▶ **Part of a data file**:
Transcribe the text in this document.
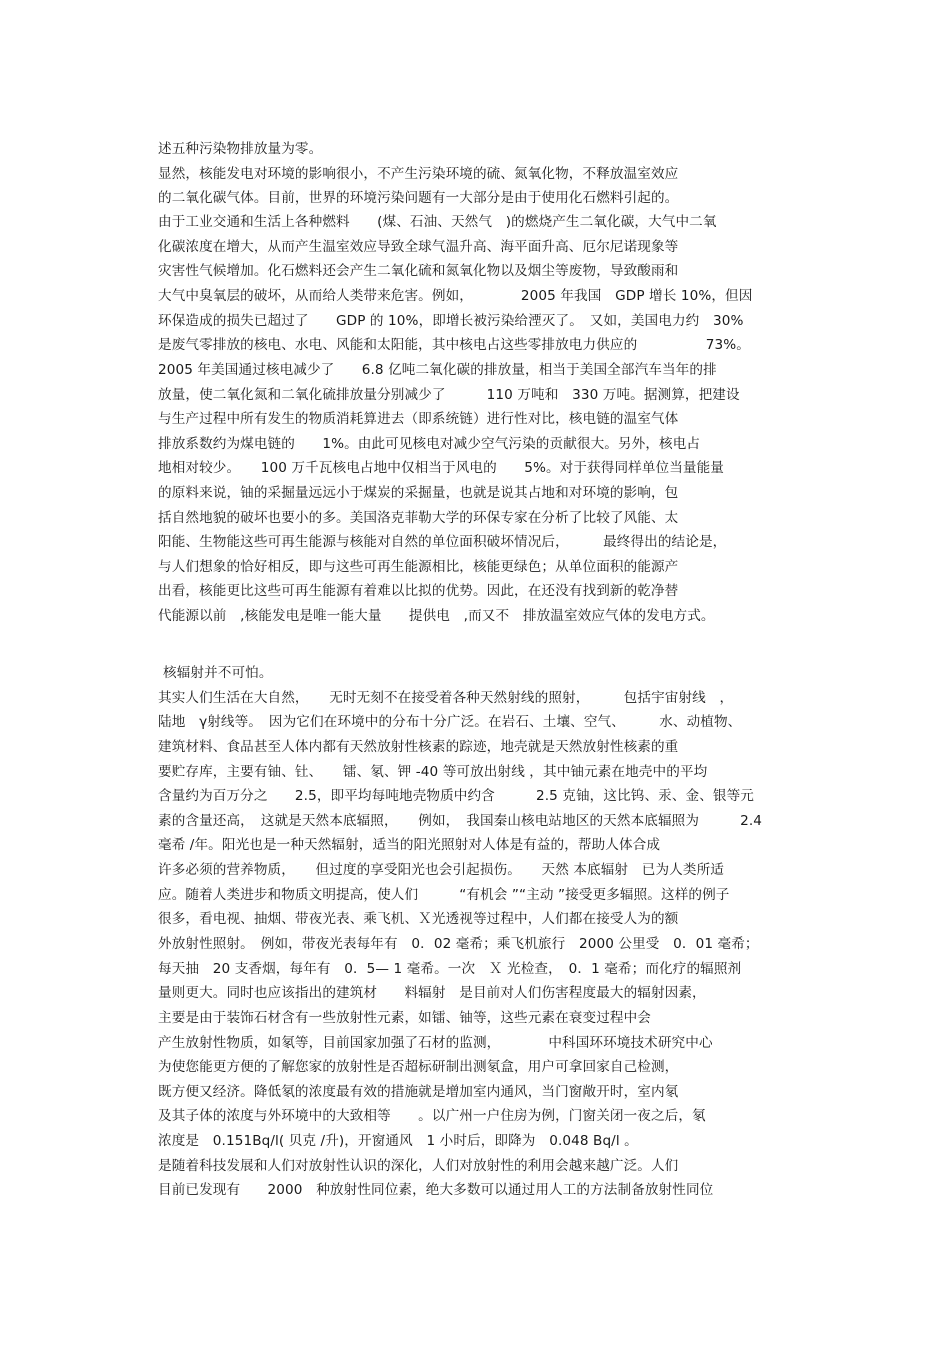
述五种污染物排放量为零。
显然，核能发电对环境的影响很小，不产生污染环境的硫、氮氧化物，不释放温室效应
的二氧化碳气体。目前，世界的环境污染问题有一大部分是由于使用化石燃料引起的。
由于工业交通和生活上各种燃料　　(煤、石油、天然气　)的燃烧产生二氧化碳，大气中二氧
化碳浓度在增大，从而产生温室效应导致全球气温升高、海平面升高、厄尔尼诺现象等
灾害性气候增加。化石燃料还会产生二氧化硫和氮氧化物以及烟尘等废物，导致酸雨和
大气中臭氧层的破坏，从而给人类带来危害。例如，　　　　2005 年我国　GDP 增长 10%，但因
环保造成的损失已超过了　　GDP 的 10%，即增长被污染给湮灭了。　又如，美国电力约　30%
是废气零排放的核电、水电、风能和太阳能，其中核电占这些零排放电力供应的　　　　　73%。
2005 年美国通过核电减少了　　6.8 亿吨二氧化碳的排放量，相当于美国全部汽车当年的排
放量，使二氧化氮和二氧化硫排放量分别减少了　　　110 万吨和　330 万吨。据测算，把建设
与生产过程中所有发生的物质消耗算进去（即系统链）进行性对比，核电链的温室气体
排放系数约为煤电链的　　1%。由此可见核电对减少空气污染的贡献很大。另外，核电占
地相对较少。　　100 万千瓦核电占地中仅相当于风电的　　5%。对于获得同样单位当量能量
的原料来说，铀的采掘量远远小于煤炭的采掘量，也就是说其占地和对环境的影响，包
括自然地貌的破坏也要小的多。美国洛克菲勒大学的环保专家在分析了比较了风能、太
阳能、生物能这些可再生能源与核能对自然的单位面积破坏情况后，　　　最终得出的结论是，
与人们想象的恰好相反，即与这些可再生能源相比，核能更绿色；从单位面积的能源产
出看，核能更比这些可再生能源有着难以比拟的优势。因此，在还没有找到新的乾净替
代能源以前　,核能发电是唯一能大量　　提供电　,而又不　排放温室效应气体的发电方式。
核辐射并不可怕。
其实人们生活在大自然，　　无时无刻不在接受着各种天然射线的照射，　　　包括宇宙射线　，
陆地　γ射线等。　因为它们在环境中的分布十分广泛。在岩石、土壤、空气、　　　水、动植物、
建筑材料、食品甚至人体内都有天然放射性核素的踪迹，地壳就是天然放射性核素的重
要贮存库，主要有铀、钍、　　镭、氡、钾 -40 等可放出射线 ，其中铀元素在地壳中的平均
含量约为百万分之　　2.5，即平均每吨地壳物质中约含　　　2.5 克铀，这比钨、汞、金、银等元
素的含量还高，　这就是天然本底辐照，　　例如，　我国秦山核电站地区的天然本底辐照为　　　2.4
毫希 /年。阳光也是一种天然辐射，适当的阳光照射对人体是有益的，帮助人体合成
许多必须的营养物质，　　但过度的享受阳光也会引起损伤。　　天然 本底辐射　已为人类所适
应。随着人类进步和物质文明提高，使人们　　　“有机会 ”“主动 ”接受更多辐照。这样的例子
很多，看电视、抽烟、带夜光表、乘飞机、Ｘ光透视等过程中，人们都在接受人为的额
外放射性照射。　例如，带夜光表每年有　0．02 毫希；乘飞机旅行　2000 公里受　0．01 毫希；
每天抽　20 支香烟，每年有　0．5— 1 毫希。一次　Ｘ 光检查，　0．1 毫希；而化疗的辐照剂
量则更大。同时也应该指出的建筑材　　料辐射　是目前对人们伤害程度最大的辐射因素，
主要是由于装饰石材含有一些放射性元素，如镭、铀等，这些元素在衰变过程中会
产生放射性物质，如氡等，目前国家加强了石材的监测，　　　　中科国环环境技术研究中心
为使您能更方便的了解您家的放射性是否超标研制出测氡盒，用户可拿回家自己检测，
既方便又经济。降低氡的浓度最有效的措施就是增加室内通风，当门窗敞开时，室内氡
及其子体的浓度与外环境中的大致相等　　。以广州一户住房为例，门窗关闭一夜之后，氡
浓度是　0.151Bq/l( 贝克 /升)，开窗通风　1 小时后，即降为　0.048 Bq/l 。
是随着科技发展和人们对放射性认识的深化，人们对放射性的利用会越来越广泛。人们
目前已发现有　　2000　种放射性同位素，绝大多数可以通过用人工的方法制备放射性同位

▶ **Given exercise**:
Pictures are excluded; repeat every record exactly.

▶ **Reply**:
Transcribe the text in this document.
述五种污染物排放量为零。
显然，核能发电对环境的影响很小，不产生污染环境的硫、氮氧化物，不释放温室效应
的二氧化碳气体。目前，世界的环境污染问题有一大部分是由于使用化石燃料引起的。
由于工业交通和生活上各种燃料　　(煤、石油、天然气　)的燃烧产生二氧化碳，大气中二氧
化碳浓度在增大，从而产生温室效应导致全球气温升高、海平面升高、厄尔尼诺现象等
灾害性气候增加。化石燃料还会产生二氧化硫和氮氧化物以及烟尘等废物，导致酸雨和
大气中臭氧层的破坏，从而给人类带来危害。例如，　　　　2005 年我国　GDP 增长 10%，但因
环保造成的损失已超过了　　GDP 的 10%，即增长被污染给湮灭了。　又如，美国电力约　30%
是废气零排放的核电、水电、风能和太阳能，其中核电占这些零排放电力供应的　　　　　73%。
2005 年美国通过核电减少了　　6.8 亿吨二氧化碳的排放量，相当于美国全部汽车当年的排
放量，使二氧化氮和二氧化硫排放量分别减少了　　　110 万吨和　330 万吨。据测算，把建设
与生产过程中所有发生的物质消耗算进去（即系统链）进行性对比，核电链的温室气体
排放系数约为煤电链的　　1%。由此可见核电对减少空气污染的贡献很大。另外，核电占
地相对较少。　　100 万千瓦核电占地中仅相当于风电的　　5%。对于获得同样单位当量能量
的原料来说，铀的采掘量远远小于煤炭的采掘量，也就是说其占地和对环境的影响，包
括自然地貌的破坏也要小的多。美国洛克菲勒大学的环保专家在分析了比较了风能、太
阳能、生物能这些可再生能源与核能对自然的单位面积破坏情况后，　　　最终得出的结论是，
与人们想象的恰好相反，即与这些可再生能源相比，核能更绿色；从单位面积的能源产
出看，核能更比这些可再生能源有着难以比拟的优势。因此，在还没有找到新的乾净替
代能源以前　,核能发电是唯一能大量　　提供电　,而又不　排放温室效应气体的发电方式。
核辐射并不可怕。
其实人们生活在大自然，　　无时无刻不在接受着各种天然射线的照射，　　　包括宇宙射线　，
陆地　γ射线等。　因为它们在环境中的分布十分广泛。在岩石、土壤、空气、　　　水、动植物、
建筑材料、食品甚至人体内都有天然放射性核素的踪迹，地壳就是天然放射性核素的重
要贮存库，主要有铀、钍、　　镭、氡、钾 -40 等可放出射线 ，其中铀元素在地壳中的平均
含量约为百万分之　　2.5，即平均每吨地壳物质中约含　　　2.5 克铀，这比钨、汞、金、银等元
素的含量还高，　这就是天然本底辐照，　　例如，　我国秦山核电站地区的天然本底辐照为　　　2.4
毫希 /年。阳光也是一种天然辐射，适当的阳光照射对人体是有益的，帮助人体合成
许多必须的营养物质，　　但过度的享受阳光也会引起损伤。　　天然 本底辐射　已为人类所适
应。随着人类进步和物质文明提高，使人们　　　“有机会 ”“主动 ”接受更多辐照。这样的例子
很多，看电视、抽烟、带夜光表、乘飞机、Ｘ光透视等过程中，人们都在接受人为的额
外放射性照射。　例如，带夜光表每年有　0．02 毫希；乘飞机旅行　2000 公里受　0．01 毫希；
每天抽　20 支香烟，每年有　0．5— 1 毫希。一次　Ｘ 光检查，　0．1 毫希；而化疗的辐照剂
量则更大。同时也应该指出的建筑材　　料辐射　是目前对人们伤害程度最大的辐射因素，
主要是由于装饰石材含有一些放射性元素，如镭、铀等，这些元素在衰变过程中会
产生放射性物质，如氡等，目前国家加强了石材的监测，　　　　中科国环环境技术研究中心
为使您能更方便的了解您家的放射性是否超标研制出测氡盒，用户可拿回家自己检测，
既方便又经济。降低氡的浓度最有效的措施就是增加室内通风，当门窗敞开时，室内氡
及其子体的浓度与外环境中的大致相等　　。以广州一户住房为例，门窗关闭一夜之后，氡
浓度是　0.151Bq/l( 贝克 /升)，开窗通风　1 小时后，即降为　0.048 Bq/l 。
是随着科技发展和人们对放射性认识的深化，人们对放射性的利用会越来越广泛。人们
目前已发现有　　2000　种放射性同位素，绝大多数可以通过用人工的方法制备放射性同位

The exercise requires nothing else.